§ RAW DATA:
>> begin
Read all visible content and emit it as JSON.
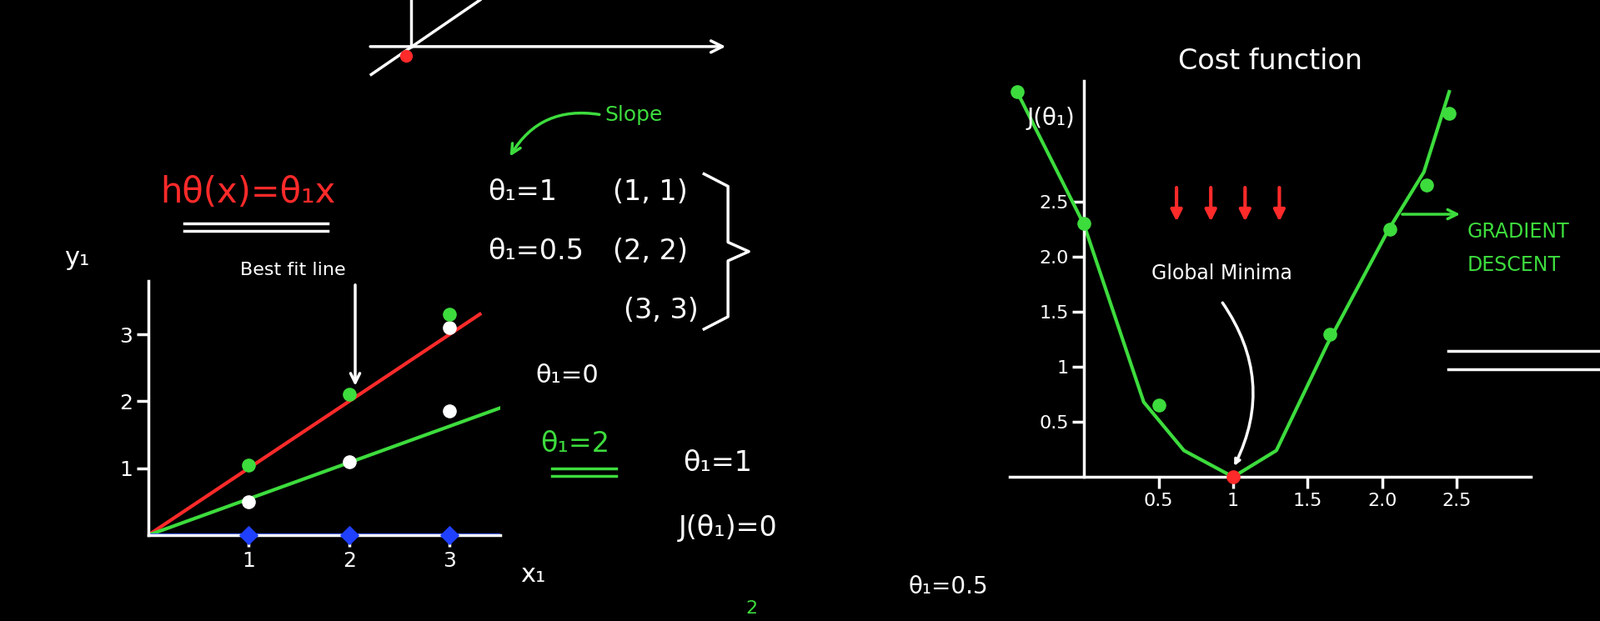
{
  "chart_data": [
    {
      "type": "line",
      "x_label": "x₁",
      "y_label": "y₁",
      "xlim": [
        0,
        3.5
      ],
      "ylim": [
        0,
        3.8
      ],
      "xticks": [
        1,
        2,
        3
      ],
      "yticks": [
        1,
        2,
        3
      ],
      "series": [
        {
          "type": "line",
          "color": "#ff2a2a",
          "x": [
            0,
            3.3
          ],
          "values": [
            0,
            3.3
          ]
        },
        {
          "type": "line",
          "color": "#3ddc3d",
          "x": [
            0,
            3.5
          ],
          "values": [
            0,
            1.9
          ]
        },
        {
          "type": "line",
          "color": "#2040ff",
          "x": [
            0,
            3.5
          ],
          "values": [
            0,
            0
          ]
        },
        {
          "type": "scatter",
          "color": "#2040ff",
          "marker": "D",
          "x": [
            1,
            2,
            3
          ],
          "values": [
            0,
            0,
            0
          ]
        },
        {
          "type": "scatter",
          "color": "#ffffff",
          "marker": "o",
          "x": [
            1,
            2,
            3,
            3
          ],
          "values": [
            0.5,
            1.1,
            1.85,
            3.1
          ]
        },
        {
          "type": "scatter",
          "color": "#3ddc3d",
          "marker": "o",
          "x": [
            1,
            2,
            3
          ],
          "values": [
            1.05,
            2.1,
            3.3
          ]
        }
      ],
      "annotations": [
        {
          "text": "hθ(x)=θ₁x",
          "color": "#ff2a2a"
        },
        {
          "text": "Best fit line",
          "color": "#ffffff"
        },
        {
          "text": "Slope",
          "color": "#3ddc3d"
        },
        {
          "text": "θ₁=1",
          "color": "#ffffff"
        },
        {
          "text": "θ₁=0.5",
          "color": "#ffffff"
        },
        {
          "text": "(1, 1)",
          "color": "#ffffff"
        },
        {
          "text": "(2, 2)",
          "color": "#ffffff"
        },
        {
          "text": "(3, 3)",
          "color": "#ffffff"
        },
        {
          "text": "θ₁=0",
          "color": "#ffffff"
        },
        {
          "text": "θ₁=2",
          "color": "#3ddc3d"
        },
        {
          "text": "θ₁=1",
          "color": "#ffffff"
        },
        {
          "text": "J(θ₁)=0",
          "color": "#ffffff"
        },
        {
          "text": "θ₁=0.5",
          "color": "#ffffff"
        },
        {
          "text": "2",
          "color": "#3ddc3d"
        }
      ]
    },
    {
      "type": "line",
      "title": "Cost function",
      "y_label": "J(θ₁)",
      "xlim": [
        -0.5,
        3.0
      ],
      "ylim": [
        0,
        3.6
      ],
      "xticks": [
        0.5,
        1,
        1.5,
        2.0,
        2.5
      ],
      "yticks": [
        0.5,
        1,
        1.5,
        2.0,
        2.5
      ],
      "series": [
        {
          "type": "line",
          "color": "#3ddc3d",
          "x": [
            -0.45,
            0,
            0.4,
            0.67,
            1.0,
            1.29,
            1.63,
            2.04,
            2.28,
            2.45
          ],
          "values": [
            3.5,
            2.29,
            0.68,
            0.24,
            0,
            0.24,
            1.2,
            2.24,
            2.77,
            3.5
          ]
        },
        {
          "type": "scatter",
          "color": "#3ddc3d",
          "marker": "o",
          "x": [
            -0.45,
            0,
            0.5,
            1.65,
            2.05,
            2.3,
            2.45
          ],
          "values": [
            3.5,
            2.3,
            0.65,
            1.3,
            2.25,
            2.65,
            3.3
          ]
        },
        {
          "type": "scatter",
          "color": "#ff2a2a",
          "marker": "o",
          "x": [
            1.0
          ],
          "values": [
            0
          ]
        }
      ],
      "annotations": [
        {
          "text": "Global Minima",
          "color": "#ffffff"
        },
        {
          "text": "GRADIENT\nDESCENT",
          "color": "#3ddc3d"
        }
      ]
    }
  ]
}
>> end
>> begin
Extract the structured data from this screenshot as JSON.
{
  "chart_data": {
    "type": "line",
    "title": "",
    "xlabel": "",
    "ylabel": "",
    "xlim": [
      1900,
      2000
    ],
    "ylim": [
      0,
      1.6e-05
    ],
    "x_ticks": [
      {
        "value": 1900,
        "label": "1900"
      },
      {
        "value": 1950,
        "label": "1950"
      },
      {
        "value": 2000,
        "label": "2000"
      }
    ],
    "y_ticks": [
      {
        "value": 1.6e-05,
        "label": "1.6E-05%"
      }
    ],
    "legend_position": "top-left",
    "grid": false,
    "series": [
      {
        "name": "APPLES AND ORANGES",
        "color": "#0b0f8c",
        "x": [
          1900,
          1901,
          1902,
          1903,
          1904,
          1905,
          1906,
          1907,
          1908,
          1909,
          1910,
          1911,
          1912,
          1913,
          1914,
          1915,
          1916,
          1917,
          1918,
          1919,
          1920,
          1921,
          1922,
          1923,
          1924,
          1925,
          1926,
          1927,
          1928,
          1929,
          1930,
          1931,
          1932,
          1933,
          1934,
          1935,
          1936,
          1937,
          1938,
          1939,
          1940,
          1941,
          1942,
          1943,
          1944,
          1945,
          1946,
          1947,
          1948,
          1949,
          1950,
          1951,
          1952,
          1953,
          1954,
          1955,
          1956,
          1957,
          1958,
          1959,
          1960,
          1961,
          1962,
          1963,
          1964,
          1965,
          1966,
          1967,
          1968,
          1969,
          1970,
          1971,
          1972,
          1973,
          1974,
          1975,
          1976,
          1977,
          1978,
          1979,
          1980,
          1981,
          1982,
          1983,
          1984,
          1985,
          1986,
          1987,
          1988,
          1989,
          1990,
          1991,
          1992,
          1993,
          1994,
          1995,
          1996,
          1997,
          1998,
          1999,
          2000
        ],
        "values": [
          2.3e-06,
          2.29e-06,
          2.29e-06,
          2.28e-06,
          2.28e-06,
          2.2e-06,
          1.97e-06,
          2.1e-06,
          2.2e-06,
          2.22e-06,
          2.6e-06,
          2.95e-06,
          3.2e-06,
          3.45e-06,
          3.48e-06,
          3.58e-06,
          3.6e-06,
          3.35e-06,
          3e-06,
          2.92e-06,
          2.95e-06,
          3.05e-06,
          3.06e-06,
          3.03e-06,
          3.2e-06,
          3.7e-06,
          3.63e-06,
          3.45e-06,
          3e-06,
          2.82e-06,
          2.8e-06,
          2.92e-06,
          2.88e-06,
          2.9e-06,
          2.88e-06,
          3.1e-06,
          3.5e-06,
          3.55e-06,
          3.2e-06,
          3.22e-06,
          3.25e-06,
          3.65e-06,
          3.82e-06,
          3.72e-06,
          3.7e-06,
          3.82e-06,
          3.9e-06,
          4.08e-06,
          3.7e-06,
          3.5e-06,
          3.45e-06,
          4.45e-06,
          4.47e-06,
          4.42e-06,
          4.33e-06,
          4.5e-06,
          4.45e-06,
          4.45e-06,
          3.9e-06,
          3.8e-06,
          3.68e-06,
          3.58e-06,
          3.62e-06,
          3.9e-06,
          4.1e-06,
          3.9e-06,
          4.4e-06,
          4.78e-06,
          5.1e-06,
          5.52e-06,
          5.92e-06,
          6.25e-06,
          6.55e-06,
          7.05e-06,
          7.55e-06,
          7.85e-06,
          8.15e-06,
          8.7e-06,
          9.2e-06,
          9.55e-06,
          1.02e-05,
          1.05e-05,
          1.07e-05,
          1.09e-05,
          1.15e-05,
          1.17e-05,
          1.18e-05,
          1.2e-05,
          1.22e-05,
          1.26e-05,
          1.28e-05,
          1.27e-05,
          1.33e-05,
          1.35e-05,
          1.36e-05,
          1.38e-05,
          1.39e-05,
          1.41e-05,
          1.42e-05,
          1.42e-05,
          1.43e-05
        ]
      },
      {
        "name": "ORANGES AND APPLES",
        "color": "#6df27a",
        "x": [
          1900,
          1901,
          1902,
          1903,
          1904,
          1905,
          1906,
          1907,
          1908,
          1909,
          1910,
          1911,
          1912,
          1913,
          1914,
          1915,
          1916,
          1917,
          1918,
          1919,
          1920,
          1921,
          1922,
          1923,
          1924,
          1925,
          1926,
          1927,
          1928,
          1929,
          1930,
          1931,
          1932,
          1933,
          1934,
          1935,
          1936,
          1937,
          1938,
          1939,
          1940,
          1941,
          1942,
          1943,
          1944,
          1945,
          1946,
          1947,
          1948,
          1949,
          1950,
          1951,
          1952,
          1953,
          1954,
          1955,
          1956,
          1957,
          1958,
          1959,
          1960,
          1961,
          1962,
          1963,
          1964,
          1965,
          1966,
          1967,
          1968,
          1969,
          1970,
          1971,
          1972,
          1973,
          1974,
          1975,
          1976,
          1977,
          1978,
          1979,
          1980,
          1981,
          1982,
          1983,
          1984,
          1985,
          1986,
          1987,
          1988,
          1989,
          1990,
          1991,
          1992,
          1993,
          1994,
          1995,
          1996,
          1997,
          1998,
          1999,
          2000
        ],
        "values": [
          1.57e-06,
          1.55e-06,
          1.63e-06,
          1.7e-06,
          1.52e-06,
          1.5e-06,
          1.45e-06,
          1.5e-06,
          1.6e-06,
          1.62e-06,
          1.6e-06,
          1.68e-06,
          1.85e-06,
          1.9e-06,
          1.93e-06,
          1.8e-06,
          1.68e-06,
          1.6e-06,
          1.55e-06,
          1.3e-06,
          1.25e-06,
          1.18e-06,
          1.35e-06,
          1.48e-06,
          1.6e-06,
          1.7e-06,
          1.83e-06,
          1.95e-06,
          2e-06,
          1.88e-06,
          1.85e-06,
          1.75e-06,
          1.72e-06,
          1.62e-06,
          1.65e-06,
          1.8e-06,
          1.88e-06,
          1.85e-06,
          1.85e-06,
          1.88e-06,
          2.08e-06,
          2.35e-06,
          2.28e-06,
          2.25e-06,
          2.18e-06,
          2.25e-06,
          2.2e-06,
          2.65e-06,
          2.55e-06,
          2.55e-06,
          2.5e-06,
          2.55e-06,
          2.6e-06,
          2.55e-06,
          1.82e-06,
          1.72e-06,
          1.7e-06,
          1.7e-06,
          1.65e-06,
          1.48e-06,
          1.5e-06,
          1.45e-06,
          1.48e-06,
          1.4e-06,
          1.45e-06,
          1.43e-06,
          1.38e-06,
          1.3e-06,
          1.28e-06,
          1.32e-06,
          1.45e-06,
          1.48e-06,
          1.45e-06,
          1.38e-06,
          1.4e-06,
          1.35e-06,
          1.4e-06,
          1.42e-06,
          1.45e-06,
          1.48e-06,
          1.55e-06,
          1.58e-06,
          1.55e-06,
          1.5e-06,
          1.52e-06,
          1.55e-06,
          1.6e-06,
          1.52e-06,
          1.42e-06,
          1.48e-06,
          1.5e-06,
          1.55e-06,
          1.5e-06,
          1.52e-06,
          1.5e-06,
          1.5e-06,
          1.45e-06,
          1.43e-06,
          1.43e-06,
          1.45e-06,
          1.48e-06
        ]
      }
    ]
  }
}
>> end
Going through the entries above, report how many lines include the string "JSON". The number alone is the answer.

§ TASK SOLUTION: 2